### SELECTED TEXT
Addressing the housing challenges in Central and Eastern Europe
By Federica De Pace, Francesca Papa and Filippo Cavassini, OECD Economics Department; Willem Adema and Marissa Plouin, OECD Directorate for Employment, Labour and Social Affairs.
The historical development of housing in Central and Eastern European (CEE) countries continues to have implications for the tenure, type, quality and affordability of housing today, calling for policy actions to address a looming affordability challenge.
An ageing and low-quality housing stock
CEE countries record some of the highest homeownership rates in the OECD, with over 70% of households owning their home outright. This is largely due to historical reasons, following the privatisation of state-owned housing in the transition to a market economy in the early 1990s. The formal rental market is generally thin and underdeveloped — only in the Czech Republic is the rental market home to more than 15% of households (19%).
Multi-apartment buildings dominate the housing stock, many built during the communist period. As a result, the stock is ageing and of poor quality. Most households cannot afford to maintain or upgrade their dwellings according to environmental requirements. The share of poor households living in dwellings without access to indoor flushing toilets is well above OECD average in Lithuania, Latvia, Hungary, Slovakia, Estonia and Poland (Figure 1).
Figure 1. The housing stock is of poor quality for many households across the income distribution
Share of poor households1 without an indoor flushing toilet (2019)
A looming affordability issue
Although households in CEE countries spend less on housing than in other OECD countries (OECD Affordable Housing Database), housing prices in CEE have increased substantially over the past decade and faster than the OECD average (Figure 2).
This is not surprising. As in most OECD countries, the strong increase in housing demand in CEE – also fed by the steady increase in average income and abundant mortgage funding prior to the Global Financial Crisis – has not been accompanied by a corresponding increase in housing supply. Housing investment rates in CEE countries have been substantially lower than the OECD average.

### RECORD EXCERPTS
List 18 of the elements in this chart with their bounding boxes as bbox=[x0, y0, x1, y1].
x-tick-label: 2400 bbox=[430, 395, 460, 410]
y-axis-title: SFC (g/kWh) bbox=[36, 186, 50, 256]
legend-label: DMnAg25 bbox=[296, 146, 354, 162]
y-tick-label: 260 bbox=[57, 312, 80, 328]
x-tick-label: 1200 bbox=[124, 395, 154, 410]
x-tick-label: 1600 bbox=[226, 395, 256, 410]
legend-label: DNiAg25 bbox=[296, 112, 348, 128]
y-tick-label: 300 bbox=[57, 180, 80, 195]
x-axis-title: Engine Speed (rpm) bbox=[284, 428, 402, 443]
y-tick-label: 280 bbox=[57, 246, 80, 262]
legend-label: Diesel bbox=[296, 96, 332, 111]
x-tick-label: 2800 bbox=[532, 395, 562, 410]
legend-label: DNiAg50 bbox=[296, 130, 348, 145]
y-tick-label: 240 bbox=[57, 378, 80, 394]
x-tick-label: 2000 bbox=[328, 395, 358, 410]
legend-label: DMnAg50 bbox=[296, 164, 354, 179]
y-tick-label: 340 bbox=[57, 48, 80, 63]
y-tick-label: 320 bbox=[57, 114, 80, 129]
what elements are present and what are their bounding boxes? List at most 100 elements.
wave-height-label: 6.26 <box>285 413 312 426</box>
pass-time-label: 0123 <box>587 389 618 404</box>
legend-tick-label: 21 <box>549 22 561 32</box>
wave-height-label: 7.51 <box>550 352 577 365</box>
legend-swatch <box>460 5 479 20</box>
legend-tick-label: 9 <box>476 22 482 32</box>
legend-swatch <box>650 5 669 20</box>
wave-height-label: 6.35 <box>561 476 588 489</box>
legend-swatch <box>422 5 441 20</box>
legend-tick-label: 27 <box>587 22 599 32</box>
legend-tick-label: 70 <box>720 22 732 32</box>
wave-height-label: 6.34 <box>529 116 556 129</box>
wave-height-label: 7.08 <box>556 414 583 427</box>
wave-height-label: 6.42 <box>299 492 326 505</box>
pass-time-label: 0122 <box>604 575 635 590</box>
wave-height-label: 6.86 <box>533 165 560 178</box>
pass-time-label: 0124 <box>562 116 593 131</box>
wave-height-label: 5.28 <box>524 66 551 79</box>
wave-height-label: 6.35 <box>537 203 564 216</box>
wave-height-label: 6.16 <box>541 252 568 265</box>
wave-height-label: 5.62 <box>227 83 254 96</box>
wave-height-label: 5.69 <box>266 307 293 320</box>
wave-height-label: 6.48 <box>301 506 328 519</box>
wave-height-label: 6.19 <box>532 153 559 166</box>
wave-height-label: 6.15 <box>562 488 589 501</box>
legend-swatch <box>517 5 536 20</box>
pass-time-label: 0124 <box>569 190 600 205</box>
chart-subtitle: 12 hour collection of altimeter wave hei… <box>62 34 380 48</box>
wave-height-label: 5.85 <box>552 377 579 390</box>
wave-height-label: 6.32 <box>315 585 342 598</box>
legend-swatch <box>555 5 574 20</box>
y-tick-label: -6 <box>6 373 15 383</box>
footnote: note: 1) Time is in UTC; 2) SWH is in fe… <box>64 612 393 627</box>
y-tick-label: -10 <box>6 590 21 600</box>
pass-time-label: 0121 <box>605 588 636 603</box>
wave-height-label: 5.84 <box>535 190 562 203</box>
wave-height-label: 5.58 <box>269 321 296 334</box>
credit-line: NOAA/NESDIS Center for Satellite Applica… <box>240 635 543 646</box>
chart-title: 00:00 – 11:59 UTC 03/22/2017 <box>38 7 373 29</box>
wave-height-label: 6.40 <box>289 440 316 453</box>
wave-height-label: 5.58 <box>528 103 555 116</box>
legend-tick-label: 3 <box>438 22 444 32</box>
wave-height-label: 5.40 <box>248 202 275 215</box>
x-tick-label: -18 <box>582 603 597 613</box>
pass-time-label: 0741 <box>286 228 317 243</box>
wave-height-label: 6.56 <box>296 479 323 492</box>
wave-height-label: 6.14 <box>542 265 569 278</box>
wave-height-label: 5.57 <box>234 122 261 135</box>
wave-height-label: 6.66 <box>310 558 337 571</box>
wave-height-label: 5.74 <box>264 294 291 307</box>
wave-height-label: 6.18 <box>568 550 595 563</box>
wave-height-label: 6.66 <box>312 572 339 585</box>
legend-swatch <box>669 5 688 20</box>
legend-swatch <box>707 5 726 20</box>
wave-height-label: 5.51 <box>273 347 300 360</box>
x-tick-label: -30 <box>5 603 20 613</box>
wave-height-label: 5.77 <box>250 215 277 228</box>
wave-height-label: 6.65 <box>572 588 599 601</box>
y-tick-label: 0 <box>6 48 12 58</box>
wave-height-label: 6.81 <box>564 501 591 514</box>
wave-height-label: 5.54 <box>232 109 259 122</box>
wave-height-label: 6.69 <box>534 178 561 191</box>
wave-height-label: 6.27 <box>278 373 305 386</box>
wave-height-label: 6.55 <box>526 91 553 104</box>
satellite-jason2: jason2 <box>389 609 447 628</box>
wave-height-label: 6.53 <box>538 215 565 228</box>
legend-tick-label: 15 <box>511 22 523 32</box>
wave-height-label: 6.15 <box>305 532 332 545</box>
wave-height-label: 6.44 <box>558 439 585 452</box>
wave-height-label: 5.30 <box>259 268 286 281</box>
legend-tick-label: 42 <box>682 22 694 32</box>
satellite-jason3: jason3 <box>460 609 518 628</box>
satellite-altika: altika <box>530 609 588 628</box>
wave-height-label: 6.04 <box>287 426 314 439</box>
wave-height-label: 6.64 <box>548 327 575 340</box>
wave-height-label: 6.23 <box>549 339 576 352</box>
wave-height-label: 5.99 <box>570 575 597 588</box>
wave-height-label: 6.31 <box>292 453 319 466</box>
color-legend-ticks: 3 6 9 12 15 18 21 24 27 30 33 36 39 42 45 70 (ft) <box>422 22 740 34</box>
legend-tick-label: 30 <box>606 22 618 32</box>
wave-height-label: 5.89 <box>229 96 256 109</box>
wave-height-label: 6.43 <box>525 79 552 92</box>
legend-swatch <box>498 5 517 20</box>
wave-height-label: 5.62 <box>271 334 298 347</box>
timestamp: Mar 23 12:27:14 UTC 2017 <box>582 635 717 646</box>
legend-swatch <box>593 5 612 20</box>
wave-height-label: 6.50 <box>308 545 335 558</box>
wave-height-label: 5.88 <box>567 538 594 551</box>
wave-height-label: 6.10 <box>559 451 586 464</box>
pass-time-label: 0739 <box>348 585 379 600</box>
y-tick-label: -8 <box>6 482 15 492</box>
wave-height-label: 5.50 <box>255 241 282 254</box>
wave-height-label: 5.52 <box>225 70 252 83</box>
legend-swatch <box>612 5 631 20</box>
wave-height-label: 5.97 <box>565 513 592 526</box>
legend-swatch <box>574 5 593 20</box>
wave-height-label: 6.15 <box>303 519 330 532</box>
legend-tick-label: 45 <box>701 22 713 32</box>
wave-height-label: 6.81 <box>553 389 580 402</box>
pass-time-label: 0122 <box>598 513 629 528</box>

### SHORT TASK 1
Repeat the passage from the housing text, starting with "Figure 1. The" and going on through "flushing toilet (2019)".
### SHORT TASK 2
According to the housing text, what share of households in the Czech Republic does the rental market house?
The records have nothing to do with the text on housing in Central and Eastern Europe.

### WORKED ANSWER 1
Figure 1. The housing stock is of poor quality for many households across the income distribution
Share of poor households1 without an indoor flushing toilet (2019)

### WORKED ANSWER 2
19%